Data lines:
______
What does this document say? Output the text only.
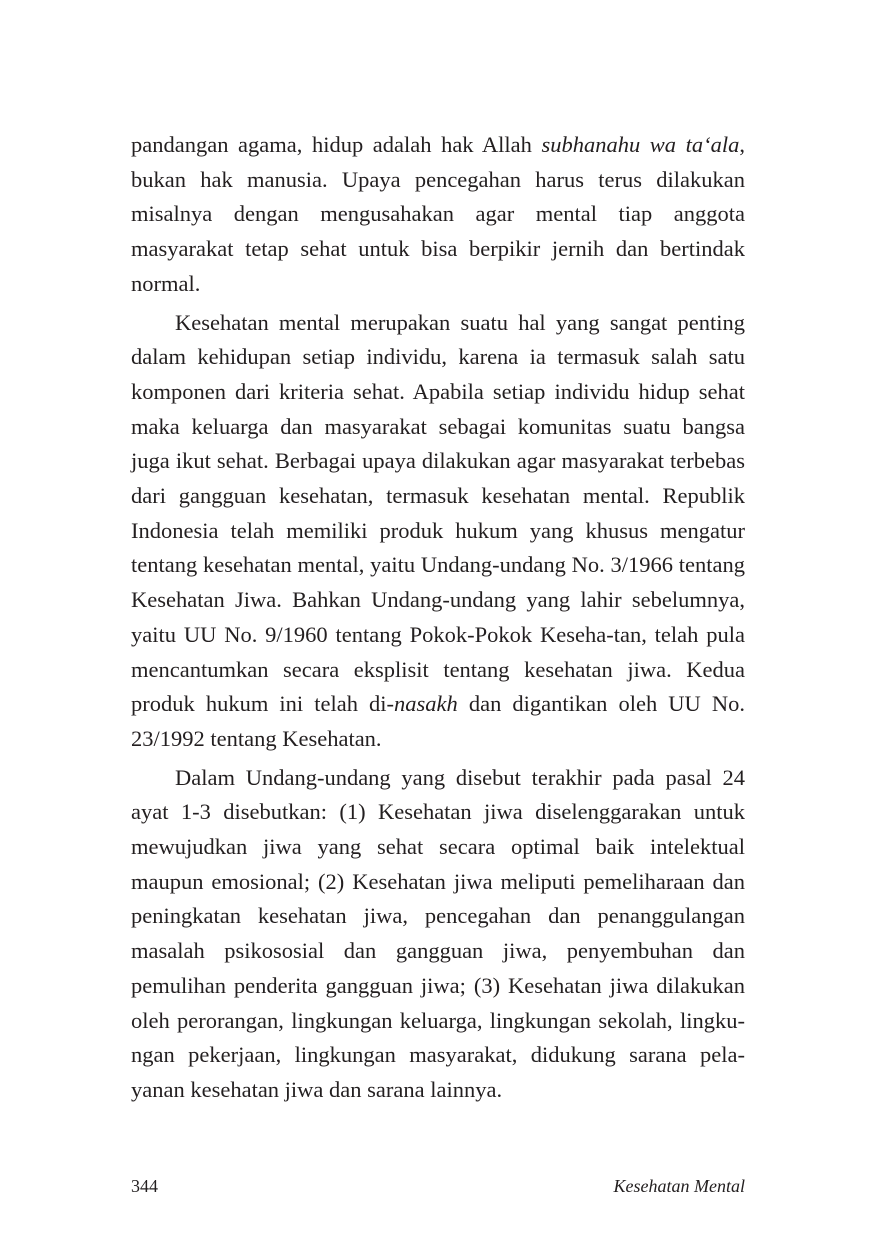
pandangan agama, hidup adalah hak Allah subhanahu wa ta‘ala, bukan hak manusia. Upaya pencegahan harus terus dilakukan misalnya dengan mengusahakan agar mental tiap anggota masyarakat tetap sehat untuk bisa berpikir jernih dan bertindak normal.

Kesehatan mental merupakan suatu hal yang sangat penting dalam kehidupan setiap individu, karena ia termasuk salah satu komponen dari kriteria sehat. Apabila setiap individu hidup sehat maka keluarga dan masyarakat sebagai komunitas suatu bangsa juga ikut sehat. Berbagai upaya dilakukan agar masyarakat terbebas dari gangguan kesehatan, termasuk kesehatan mental. Republik Indonesia telah memiliki produk hukum yang khusus mengatur tentang kesehatan mental, yaitu Undang-undang No. 3/1966 tentang Kesehatan Jiwa. Bahkan Undang-undang yang lahir sebelumnya, yaitu UU No. 9/1960 tentang Pokok-Pokok Keseha-tan, telah pula mencantumkan secara eksplisit tentang kesehatan jiwa. Kedua produk hukum ini telah di-nasakh dan digantikan oleh UU No. 23/1992 tentang Kesehatan.

Dalam Undang-undang yang disebut terakhir pada pasal 24 ayat 1-3 disebutkan: (1) Kesehatan jiwa diselenggarakan untuk mewujudkan jiwa yang sehat secara optimal baik intelektual maupun emosional; (2) Kesehatan jiwa meliputi pemeliharaan dan peningkatan kesehatan jiwa, pencegahan dan penanggulangan masalah psikososial dan gangguan jiwa, penyembuhan dan pemulihan penderita gangguan jiwa; (3) Kesehatan jiwa dilakukan oleh perorangan, lingkungan keluarga, lingkungan sekolah, lingku-ngan pekerjaan, lingkungan masyarakat, didukung sarana pela-yanan kesehatan jiwa dan sarana lainnya.

344	Kesehatan Mental
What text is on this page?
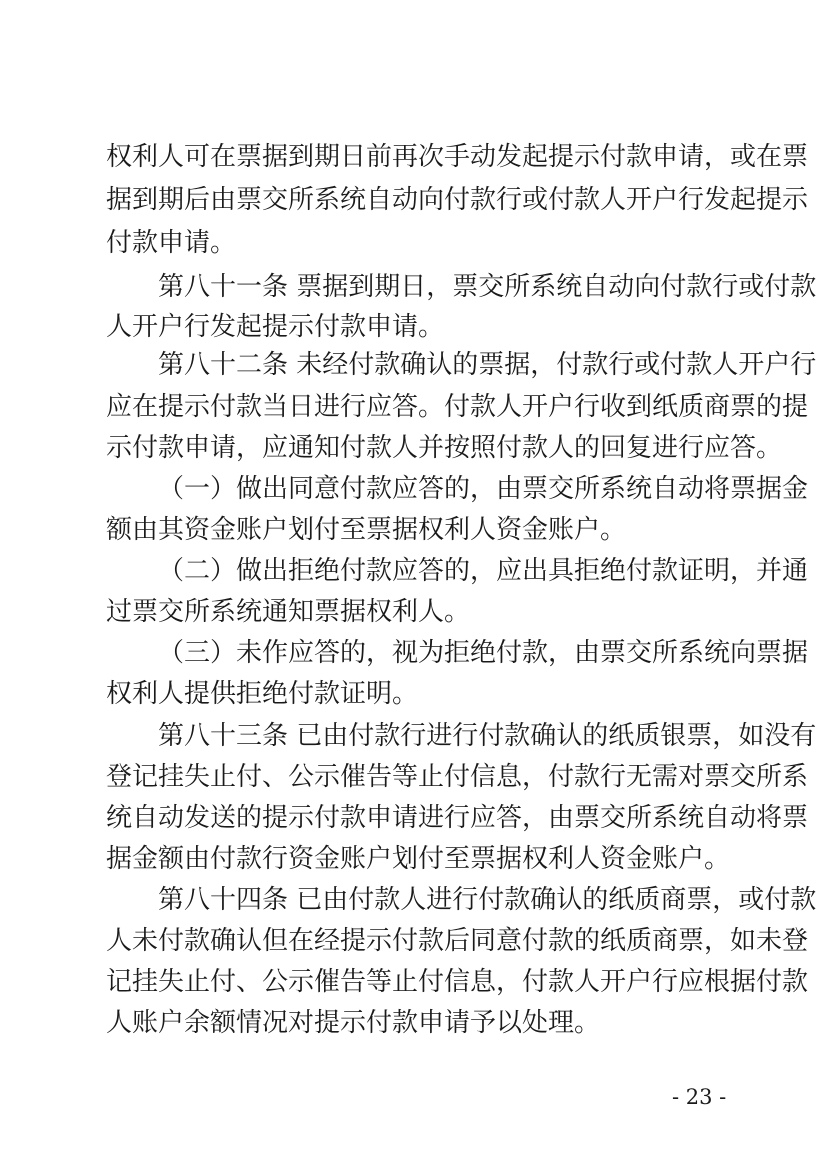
权利人可在票据到期日前再次手动发起提示付款申请，或在票
据到期后由票交所系统自动向付款行或付款人开户行发起提示
付款申请。
第八十一条 票据到期日，票交所系统自动向付款行或付款
人开户行发起提示付款申请。
第八十二条 未经付款确认的票据，付款行或付款人开户行
应在提示付款当日进行应答。付款人开户行收到纸质商票的提
示付款申请，应通知付款人并按照付款人的回复进行应答。
（一）做出同意付款应答的，由票交所系统自动将票据金
额由其资金账户划付至票据权利人资金账户。
（二）做出拒绝付款应答的，应出具拒绝付款证明，并通
过票交所系统通知票据权利人。
（三）未作应答的，视为拒绝付款，由票交所系统向票据
权利人提供拒绝付款证明。
第八十三条 已由付款行进行付款确认的纸质银票，如没有
登记挂失止付、公示催告等止付信息，付款行无需对票交所系
统自动发送的提示付款申请进行应答，由票交所系统自动将票
据金额由付款行资金账户划付至票据权利人资金账户。
第八十四条 已由付款人进行付款确认的纸质商票，或付款
人未付款确认但在经提示付款后同意付款的纸质商票，如未登
记挂失止付、公示催告等止付信息，付款人开户行应根据付款
人账户余额情况对提示付款申请予以处理。
- 23 -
______
Required task:
Omit the pictures and give the material again, exactly and in full.

Reply to the exercise:
What does this document say? Output the text only.
pandangan agama, hidup adalah hak Allah subhanahu wa ta‘ala, bukan hak manusia. Upaya pencegahan harus terus dilakukan misalnya dengan mengusahakan agar mental tiap anggota masyarakat tetap sehat untuk bisa berpikir jernih dan bertindak normal.

Kesehatan mental merupakan suatu hal yang sangat penting dalam kehidupan setiap individu, karena ia termasuk salah satu komponen dari kriteria sehat. Apabila setiap individu hidup sehat maka keluarga dan masyarakat sebagai komunitas suatu bangsa juga ikut sehat. Berbagai upaya dilakukan agar masyarakat terbebas dari gangguan kesehatan, termasuk kesehatan mental. Republik Indonesia telah memiliki produk hukum yang khusus mengatur tentang kesehatan mental, yaitu Undang-undang No. 3/1966 tentang Kesehatan Jiwa. Bahkan Undang-undang yang lahir sebelumnya, yaitu UU No. 9/1960 tentang Pokok-Pokok Keseha-tan, telah pula mencantumkan secara eksplisit tentang kesehatan jiwa. Kedua produk hukum ini telah di-nasakh dan digantikan oleh UU No. 23/1992 tentang Kesehatan.

Dalam Undang-undang yang disebut terakhir pada pasal 24 ayat 1-3 disebutkan: (1) Kesehatan jiwa diselenggarakan untuk mewujudkan jiwa yang sehat secara optimal baik intelektual maupun emosional; (2) Kesehatan jiwa meliputi pemeliharaan dan peningkatan kesehatan jiwa, pencegahan dan penanggulangan masalah psikososial dan gangguan jiwa, penyembuhan dan pemulihan penderita gangguan jiwa; (3) Kesehatan jiwa dilakukan oleh perorangan, lingkungan keluarga, lingkungan sekolah, lingku-ngan pekerjaan, lingkungan masyarakat, didukung sarana pela-yanan kesehatan jiwa dan sarana lainnya.

344	Kesehatan Mental
What text is on this page?
权利人可在票据到期日前再次手动发起提示付款申请，或在票
据到期后由票交所系统自动向付款行或付款人开户行发起提示
付款申请。
第八十一条 票据到期日，票交所系统自动向付款行或付款
人开户行发起提示付款申请。
第八十二条 未经付款确认的票据，付款行或付款人开户行
应在提示付款当日进行应答。付款人开户行收到纸质商票的提
示付款申请，应通知付款人并按照付款人的回复进行应答。
（一）做出同意付款应答的，由票交所系统自动将票据金
额由其资金账户划付至票据权利人资金账户。
（二）做出拒绝付款应答的，应出具拒绝付款证明，并通
过票交所系统通知票据权利人。
（三）未作应答的，视为拒绝付款，由票交所系统向票据
权利人提供拒绝付款证明。
第八十三条 已由付款行进行付款确认的纸质银票，如没有
登记挂失止付、公示催告等止付信息，付款行无需对票交所系
统自动发送的提示付款申请进行应答，由票交所系统自动将票
据金额由付款行资金账户划付至票据权利人资金账户。
第八十四条 已由付款人进行付款确认的纸质商票，或付款
人未付款确认但在经提示付款后同意付款的纸质商票，如未登
记挂失止付、公示催告等止付信息，付款人开户行应根据付款
人账户余额情况对提示付款申请予以处理。
- 23 -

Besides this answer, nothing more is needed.